REQUIRED WORK: Leaving out all pictures, transcribe exactly the lines between the line with "Read the values" and the last line of the records below, both included.

**** ENTRIES

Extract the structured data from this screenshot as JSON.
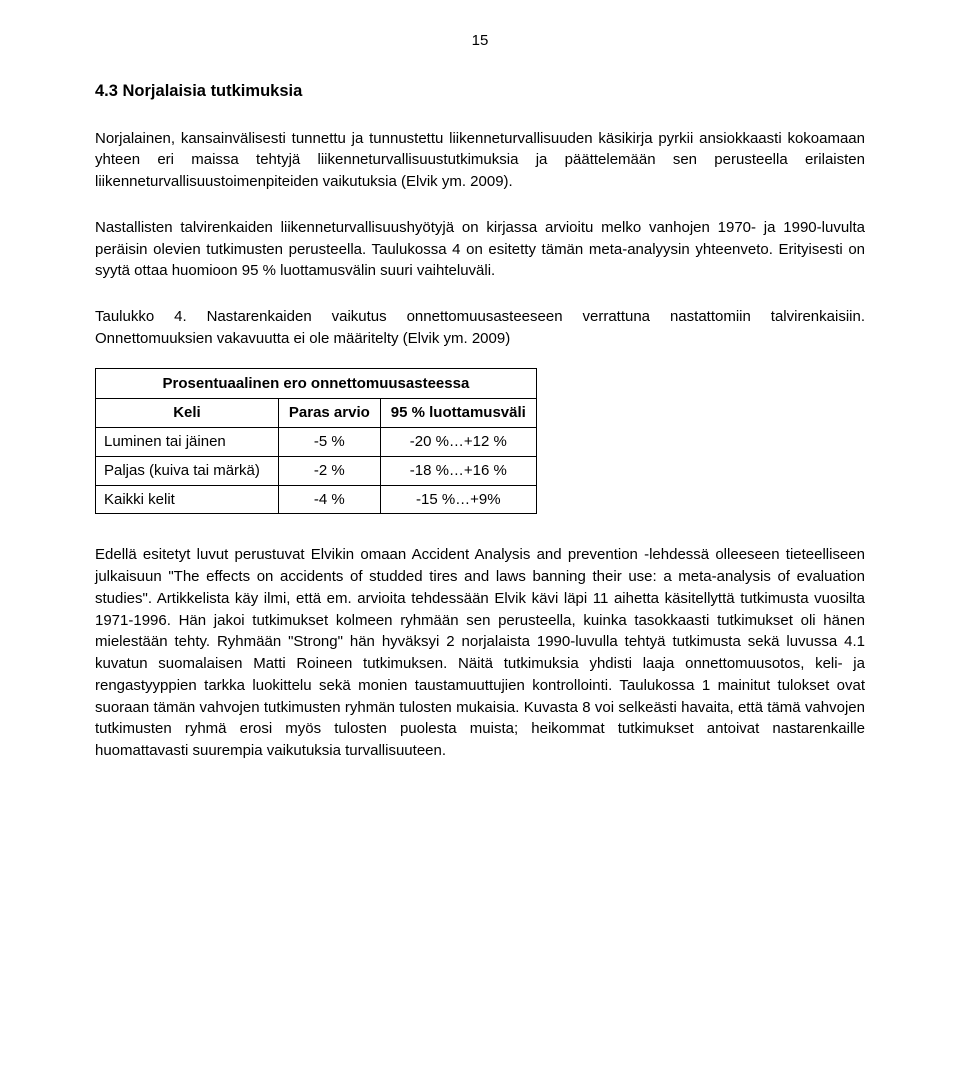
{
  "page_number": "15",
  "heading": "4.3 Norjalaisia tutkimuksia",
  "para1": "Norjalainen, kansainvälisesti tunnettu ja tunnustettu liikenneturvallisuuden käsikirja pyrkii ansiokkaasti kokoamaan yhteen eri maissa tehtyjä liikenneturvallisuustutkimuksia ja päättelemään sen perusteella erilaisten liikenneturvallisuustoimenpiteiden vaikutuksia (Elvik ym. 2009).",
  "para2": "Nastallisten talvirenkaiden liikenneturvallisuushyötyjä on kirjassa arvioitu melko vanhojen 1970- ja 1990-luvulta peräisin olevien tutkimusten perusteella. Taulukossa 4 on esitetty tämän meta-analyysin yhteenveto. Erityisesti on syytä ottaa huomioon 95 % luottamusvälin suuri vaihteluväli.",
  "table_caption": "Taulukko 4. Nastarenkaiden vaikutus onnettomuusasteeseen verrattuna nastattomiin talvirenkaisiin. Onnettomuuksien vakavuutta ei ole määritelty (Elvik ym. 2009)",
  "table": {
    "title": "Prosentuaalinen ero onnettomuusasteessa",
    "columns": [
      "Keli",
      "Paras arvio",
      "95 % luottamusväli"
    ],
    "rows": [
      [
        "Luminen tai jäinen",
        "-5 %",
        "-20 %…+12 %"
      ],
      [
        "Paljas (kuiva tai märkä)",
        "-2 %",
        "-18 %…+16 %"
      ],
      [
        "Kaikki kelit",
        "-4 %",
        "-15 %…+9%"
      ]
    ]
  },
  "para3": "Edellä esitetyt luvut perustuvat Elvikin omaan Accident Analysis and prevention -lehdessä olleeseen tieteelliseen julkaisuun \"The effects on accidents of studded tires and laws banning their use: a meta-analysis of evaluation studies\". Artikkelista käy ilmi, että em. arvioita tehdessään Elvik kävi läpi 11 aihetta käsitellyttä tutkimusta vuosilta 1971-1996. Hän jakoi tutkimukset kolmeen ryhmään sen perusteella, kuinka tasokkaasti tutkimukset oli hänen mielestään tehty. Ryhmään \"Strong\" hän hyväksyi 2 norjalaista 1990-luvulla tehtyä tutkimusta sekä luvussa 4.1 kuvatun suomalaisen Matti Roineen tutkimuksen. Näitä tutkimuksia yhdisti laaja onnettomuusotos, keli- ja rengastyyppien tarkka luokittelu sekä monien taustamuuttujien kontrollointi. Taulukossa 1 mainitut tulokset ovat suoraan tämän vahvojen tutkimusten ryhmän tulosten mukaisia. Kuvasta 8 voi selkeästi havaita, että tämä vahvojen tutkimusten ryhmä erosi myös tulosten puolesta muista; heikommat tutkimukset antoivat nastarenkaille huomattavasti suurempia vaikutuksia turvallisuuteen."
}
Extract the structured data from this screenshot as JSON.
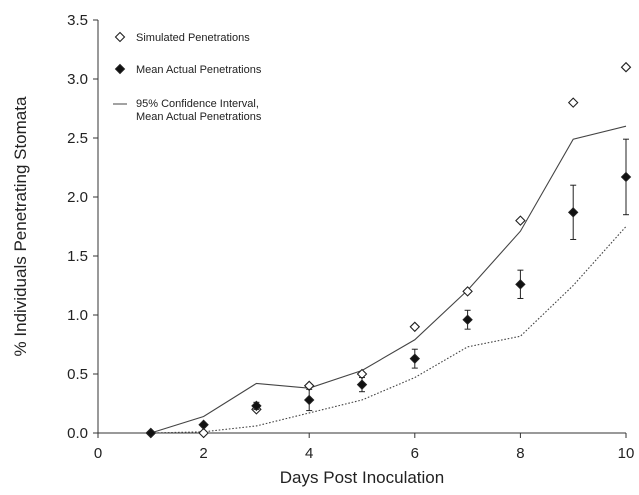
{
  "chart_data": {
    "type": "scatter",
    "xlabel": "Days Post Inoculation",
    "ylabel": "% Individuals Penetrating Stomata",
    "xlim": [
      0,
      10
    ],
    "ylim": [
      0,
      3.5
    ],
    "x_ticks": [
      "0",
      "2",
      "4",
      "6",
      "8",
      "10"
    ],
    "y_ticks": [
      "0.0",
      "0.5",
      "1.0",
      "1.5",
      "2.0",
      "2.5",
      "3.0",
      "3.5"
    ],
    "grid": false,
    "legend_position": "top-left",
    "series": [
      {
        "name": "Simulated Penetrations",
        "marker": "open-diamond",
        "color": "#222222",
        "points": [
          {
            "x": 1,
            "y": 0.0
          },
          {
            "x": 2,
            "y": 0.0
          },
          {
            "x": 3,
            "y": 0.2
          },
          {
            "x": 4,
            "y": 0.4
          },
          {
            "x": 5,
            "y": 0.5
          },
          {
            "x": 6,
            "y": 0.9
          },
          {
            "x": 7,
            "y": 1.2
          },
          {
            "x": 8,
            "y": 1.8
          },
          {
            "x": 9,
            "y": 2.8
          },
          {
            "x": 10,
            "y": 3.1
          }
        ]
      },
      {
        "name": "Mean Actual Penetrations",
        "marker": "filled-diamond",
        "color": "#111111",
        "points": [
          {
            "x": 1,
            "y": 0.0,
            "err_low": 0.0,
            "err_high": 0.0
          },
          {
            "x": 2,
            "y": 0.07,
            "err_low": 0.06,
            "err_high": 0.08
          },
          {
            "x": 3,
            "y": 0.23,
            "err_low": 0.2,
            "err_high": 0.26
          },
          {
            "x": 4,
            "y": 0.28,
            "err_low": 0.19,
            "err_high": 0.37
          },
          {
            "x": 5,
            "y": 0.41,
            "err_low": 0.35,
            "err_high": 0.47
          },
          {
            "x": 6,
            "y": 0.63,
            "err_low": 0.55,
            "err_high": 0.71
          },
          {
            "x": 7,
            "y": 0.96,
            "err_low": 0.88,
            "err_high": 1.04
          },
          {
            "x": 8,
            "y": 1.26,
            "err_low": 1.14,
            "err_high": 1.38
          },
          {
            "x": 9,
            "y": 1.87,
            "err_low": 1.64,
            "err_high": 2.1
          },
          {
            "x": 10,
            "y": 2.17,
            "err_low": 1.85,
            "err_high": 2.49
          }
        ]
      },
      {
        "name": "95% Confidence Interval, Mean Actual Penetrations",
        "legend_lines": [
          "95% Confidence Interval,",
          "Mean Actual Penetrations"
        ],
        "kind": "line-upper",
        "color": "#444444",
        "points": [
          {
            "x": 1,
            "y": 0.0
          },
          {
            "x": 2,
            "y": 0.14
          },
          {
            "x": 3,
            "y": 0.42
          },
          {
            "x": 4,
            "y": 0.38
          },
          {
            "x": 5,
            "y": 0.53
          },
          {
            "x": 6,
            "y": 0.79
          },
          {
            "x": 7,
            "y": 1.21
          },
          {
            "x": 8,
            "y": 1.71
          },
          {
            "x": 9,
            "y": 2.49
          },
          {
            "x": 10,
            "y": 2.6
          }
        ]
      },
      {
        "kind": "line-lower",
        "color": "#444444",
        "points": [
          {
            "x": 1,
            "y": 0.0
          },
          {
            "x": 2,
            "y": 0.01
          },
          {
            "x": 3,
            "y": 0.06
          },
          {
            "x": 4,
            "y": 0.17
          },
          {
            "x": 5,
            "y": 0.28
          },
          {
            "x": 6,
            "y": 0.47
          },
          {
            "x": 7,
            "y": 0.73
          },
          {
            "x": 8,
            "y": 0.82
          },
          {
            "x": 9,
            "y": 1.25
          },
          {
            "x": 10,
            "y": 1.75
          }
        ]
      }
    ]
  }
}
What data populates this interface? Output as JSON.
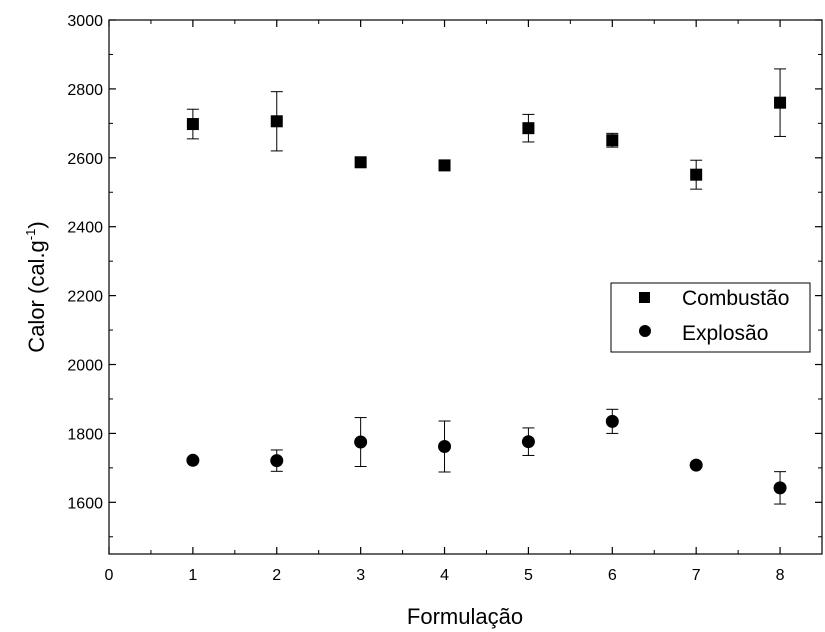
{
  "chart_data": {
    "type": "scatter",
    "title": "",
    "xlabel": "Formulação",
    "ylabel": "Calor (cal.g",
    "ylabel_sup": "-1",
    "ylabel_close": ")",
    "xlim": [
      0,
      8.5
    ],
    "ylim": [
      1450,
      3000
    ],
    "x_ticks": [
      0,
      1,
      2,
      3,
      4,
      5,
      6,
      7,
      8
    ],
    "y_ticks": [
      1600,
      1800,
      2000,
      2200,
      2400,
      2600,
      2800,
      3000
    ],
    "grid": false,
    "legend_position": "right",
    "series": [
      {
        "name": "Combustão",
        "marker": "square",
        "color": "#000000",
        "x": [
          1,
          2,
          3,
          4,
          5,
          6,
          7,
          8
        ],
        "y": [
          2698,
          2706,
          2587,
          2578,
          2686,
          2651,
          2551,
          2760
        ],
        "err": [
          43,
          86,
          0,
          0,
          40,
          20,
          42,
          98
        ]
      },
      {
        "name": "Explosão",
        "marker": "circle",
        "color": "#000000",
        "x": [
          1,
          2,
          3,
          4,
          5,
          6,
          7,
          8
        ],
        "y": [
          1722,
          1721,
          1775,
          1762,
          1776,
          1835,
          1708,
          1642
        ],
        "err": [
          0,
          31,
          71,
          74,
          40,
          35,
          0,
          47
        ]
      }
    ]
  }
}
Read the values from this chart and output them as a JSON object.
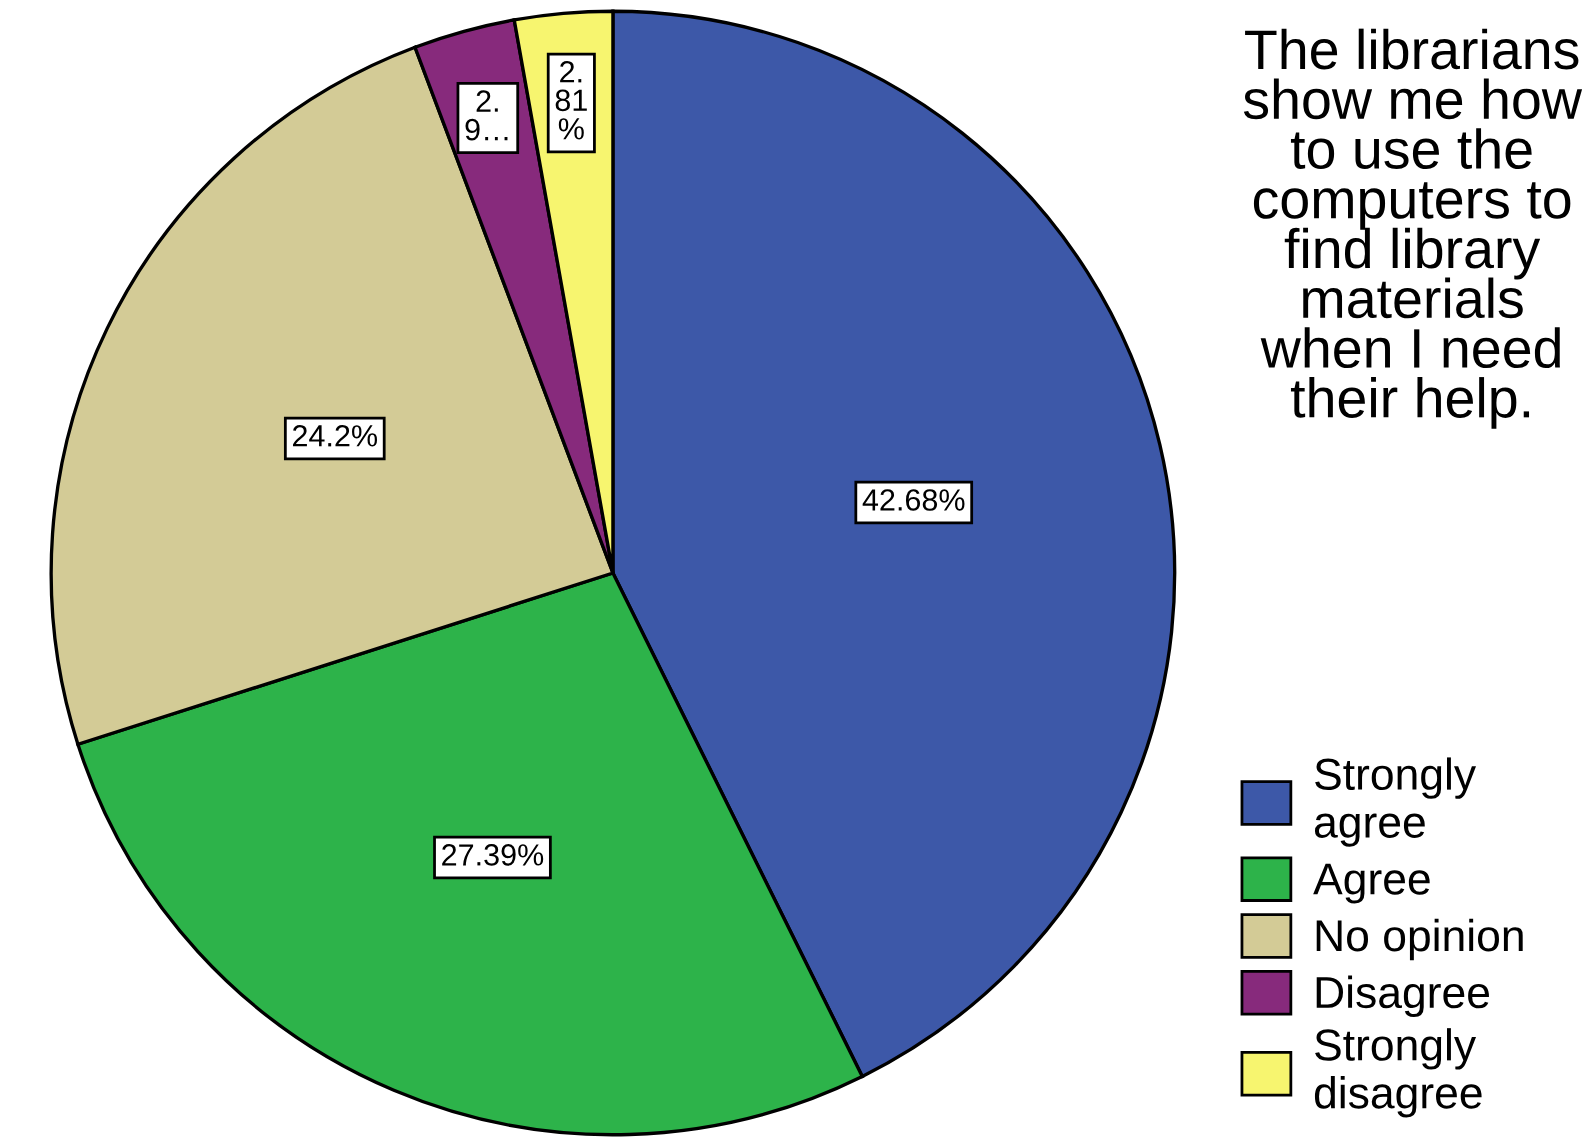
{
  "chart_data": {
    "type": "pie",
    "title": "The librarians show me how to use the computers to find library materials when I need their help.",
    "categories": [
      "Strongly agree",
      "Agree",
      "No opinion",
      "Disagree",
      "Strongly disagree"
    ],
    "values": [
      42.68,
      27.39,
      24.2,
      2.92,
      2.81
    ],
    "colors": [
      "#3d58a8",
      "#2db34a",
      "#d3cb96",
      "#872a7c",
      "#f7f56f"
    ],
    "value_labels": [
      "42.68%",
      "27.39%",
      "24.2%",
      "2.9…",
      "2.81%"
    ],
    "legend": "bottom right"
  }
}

********

SOLUTION TO THIS PROBLEM:
Read the values from this chart and output them as a JSON object.
{
  "chart_data": {
    "type": "pie",
    "title": "The librarians show me how to use the computers to find library materials when I need their help.",
    "categories": [
      "Strongly agree",
      "Agree",
      "No opinion",
      "Disagree",
      "Strongly disagree"
    ],
    "values": [
      42.68,
      27.39,
      24.2,
      2.92,
      2.81
    ],
    "colors": [
      "#3d58a8",
      "#2db34a",
      "#d3cb96",
      "#872a7c",
      "#f7f56f"
    ],
    "value_labels": [
      "42.68%",
      "27.39%",
      "24.2%",
      "2.9…",
      "2.81%"
    ],
    "legend": "bottom right"
  }
}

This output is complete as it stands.